• **Records**
---+---
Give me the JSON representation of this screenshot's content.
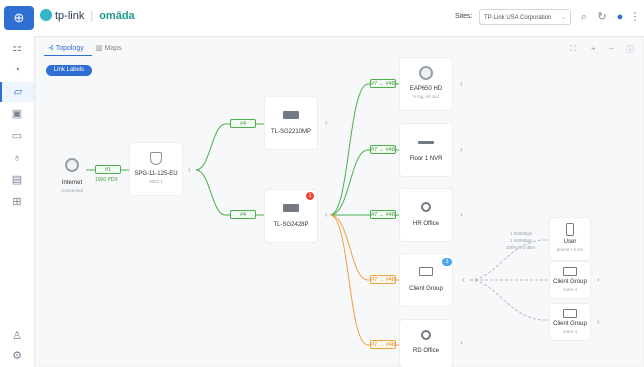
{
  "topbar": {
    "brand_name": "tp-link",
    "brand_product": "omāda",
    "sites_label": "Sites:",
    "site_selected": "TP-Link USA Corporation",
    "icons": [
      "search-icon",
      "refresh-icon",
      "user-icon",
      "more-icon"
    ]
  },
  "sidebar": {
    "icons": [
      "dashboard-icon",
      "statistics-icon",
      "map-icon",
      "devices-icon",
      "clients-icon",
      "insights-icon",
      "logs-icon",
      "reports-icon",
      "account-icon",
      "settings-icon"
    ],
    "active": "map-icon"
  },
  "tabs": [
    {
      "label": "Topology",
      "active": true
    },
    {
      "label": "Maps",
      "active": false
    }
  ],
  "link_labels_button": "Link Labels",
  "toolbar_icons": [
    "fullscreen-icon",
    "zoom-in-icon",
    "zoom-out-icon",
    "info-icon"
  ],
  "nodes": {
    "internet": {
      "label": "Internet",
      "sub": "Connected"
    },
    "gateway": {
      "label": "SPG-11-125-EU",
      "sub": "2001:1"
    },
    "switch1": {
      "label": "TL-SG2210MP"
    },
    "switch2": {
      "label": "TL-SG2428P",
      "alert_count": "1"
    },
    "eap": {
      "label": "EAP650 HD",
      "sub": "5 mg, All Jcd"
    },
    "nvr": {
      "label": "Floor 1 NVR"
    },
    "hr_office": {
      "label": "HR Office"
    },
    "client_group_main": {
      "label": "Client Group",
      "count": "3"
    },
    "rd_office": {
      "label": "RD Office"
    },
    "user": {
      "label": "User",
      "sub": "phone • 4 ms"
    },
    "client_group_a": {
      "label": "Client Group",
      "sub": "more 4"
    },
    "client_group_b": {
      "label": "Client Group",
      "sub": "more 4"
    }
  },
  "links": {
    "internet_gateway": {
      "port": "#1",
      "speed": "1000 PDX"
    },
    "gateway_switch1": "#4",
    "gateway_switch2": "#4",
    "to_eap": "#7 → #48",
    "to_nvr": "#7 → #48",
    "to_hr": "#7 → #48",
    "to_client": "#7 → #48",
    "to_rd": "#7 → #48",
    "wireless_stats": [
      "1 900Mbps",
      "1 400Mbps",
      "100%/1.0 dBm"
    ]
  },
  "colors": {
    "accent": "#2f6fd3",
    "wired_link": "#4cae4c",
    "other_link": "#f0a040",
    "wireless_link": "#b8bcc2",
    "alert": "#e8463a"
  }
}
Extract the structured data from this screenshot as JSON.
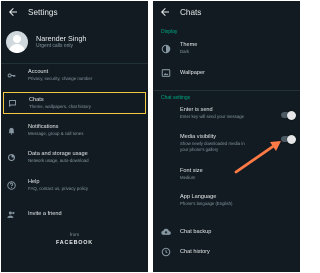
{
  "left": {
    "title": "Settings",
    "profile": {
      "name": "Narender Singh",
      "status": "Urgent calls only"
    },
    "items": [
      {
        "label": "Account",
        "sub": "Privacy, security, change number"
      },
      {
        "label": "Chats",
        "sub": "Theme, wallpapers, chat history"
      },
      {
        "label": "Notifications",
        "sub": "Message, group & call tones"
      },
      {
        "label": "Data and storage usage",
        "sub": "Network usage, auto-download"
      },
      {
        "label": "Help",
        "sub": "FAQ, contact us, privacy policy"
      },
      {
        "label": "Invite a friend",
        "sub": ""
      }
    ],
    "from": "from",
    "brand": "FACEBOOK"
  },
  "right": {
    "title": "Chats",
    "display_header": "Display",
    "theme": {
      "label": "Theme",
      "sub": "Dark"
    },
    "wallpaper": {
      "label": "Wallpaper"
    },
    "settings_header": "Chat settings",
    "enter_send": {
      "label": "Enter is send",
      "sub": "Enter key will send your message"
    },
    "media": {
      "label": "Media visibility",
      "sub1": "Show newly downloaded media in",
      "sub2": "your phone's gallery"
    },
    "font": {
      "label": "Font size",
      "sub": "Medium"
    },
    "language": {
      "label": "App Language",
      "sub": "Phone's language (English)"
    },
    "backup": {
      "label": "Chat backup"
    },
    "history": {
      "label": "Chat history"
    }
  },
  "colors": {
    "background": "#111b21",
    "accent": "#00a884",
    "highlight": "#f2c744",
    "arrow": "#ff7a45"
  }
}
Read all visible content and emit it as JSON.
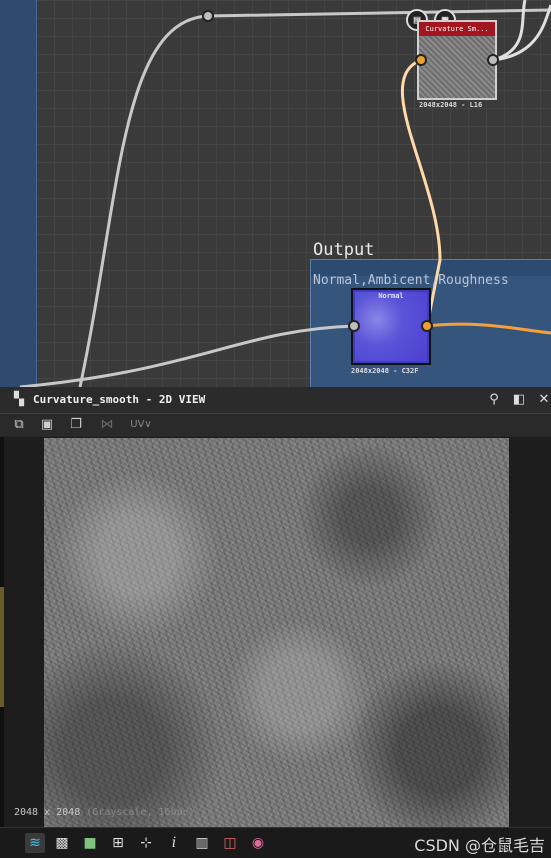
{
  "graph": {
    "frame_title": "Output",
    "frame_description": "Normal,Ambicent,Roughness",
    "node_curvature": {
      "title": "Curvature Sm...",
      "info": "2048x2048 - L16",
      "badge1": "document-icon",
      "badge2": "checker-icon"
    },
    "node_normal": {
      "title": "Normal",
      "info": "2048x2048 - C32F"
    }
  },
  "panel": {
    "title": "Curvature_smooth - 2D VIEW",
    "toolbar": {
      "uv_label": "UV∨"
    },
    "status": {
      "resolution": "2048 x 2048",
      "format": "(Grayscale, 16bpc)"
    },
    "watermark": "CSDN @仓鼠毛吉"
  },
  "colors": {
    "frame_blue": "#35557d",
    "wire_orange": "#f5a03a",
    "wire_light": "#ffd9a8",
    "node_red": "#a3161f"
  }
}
---+---
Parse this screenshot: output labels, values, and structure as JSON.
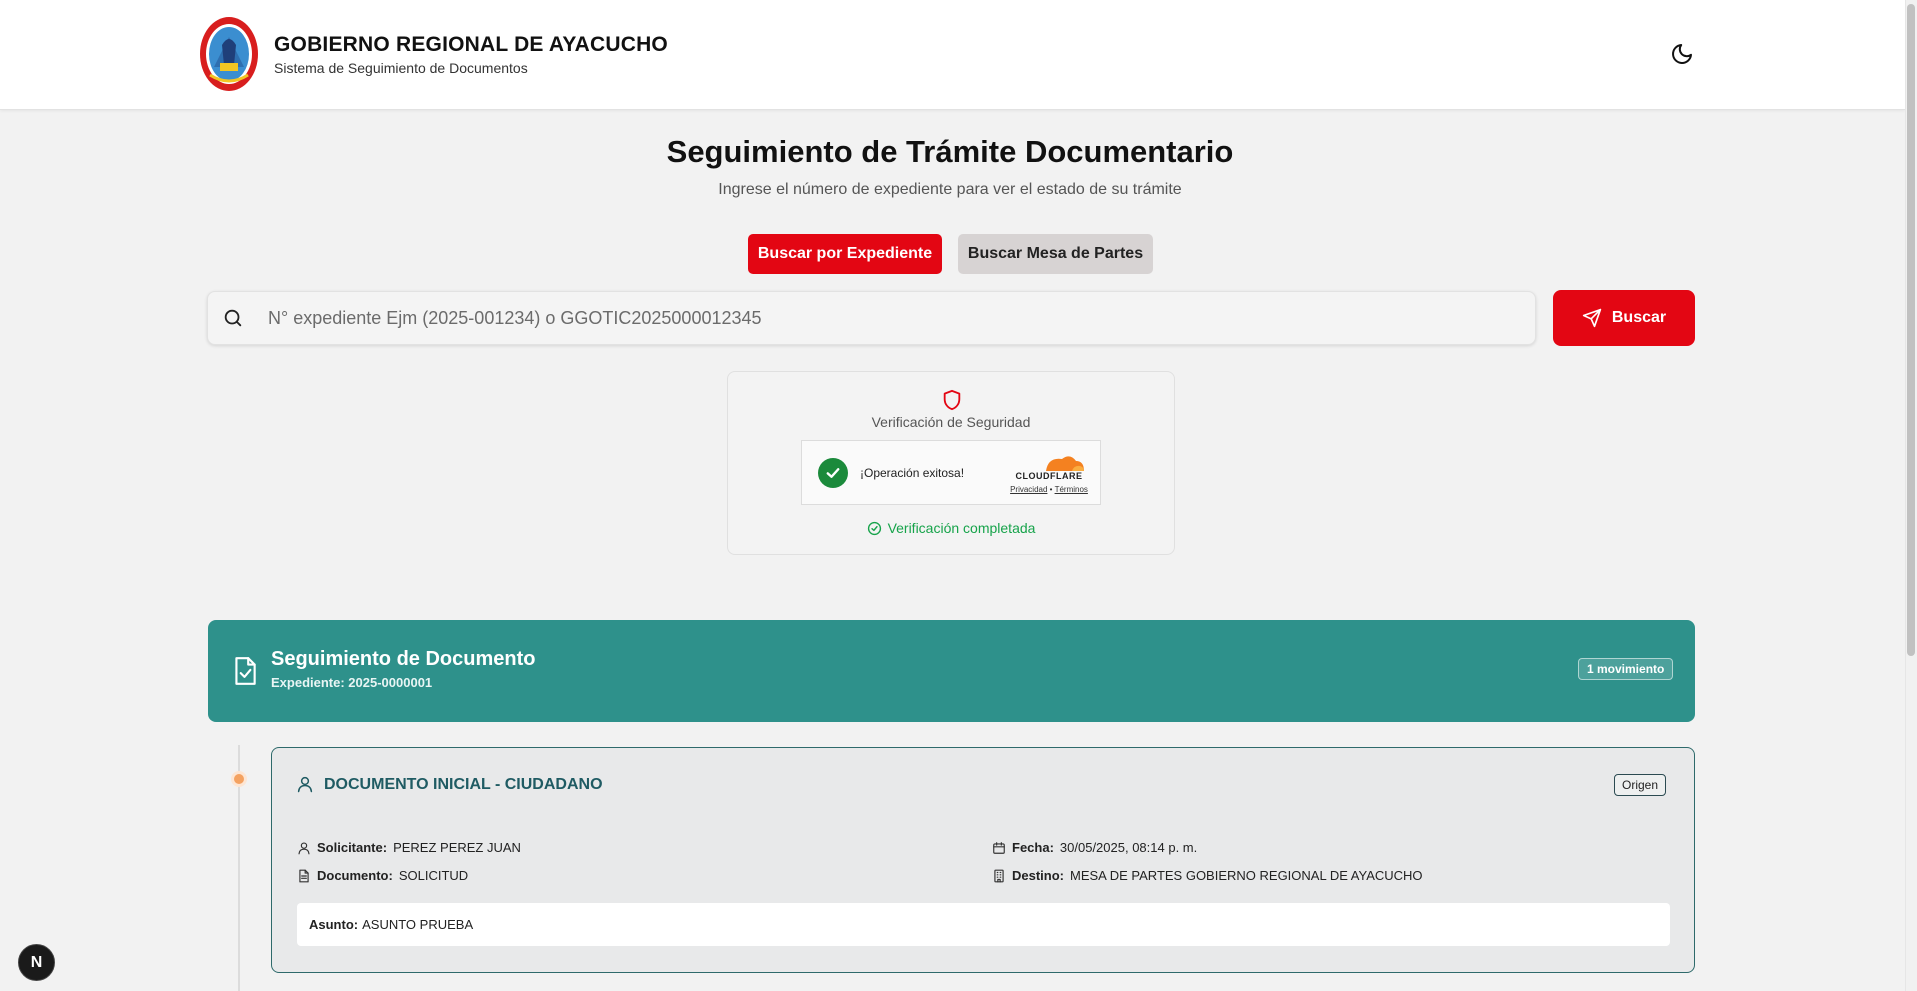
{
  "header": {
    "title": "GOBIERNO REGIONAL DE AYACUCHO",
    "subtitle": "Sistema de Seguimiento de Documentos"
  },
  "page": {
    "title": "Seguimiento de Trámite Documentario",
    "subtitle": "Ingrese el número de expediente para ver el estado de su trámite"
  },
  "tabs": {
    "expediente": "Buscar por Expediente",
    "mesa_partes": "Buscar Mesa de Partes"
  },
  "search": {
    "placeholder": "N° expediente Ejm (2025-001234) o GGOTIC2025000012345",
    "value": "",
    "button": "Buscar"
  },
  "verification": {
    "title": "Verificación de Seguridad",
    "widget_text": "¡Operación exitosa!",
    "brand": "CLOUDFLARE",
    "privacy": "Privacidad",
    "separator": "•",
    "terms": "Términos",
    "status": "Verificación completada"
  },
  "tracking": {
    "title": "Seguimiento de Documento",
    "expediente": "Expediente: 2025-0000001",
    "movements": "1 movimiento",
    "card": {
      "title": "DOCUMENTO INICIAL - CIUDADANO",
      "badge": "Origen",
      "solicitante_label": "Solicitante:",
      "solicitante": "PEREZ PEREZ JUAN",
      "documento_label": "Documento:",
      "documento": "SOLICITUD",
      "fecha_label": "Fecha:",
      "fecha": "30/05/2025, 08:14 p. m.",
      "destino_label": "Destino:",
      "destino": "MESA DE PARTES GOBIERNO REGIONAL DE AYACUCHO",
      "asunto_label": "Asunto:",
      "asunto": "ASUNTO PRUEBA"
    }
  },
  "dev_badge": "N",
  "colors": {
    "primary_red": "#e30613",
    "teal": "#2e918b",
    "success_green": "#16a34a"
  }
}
---+---
Go through the records and show every line with the string "active" in it.

• **Correct result**
    "active": "map-icon"
      "active": true
      "active": false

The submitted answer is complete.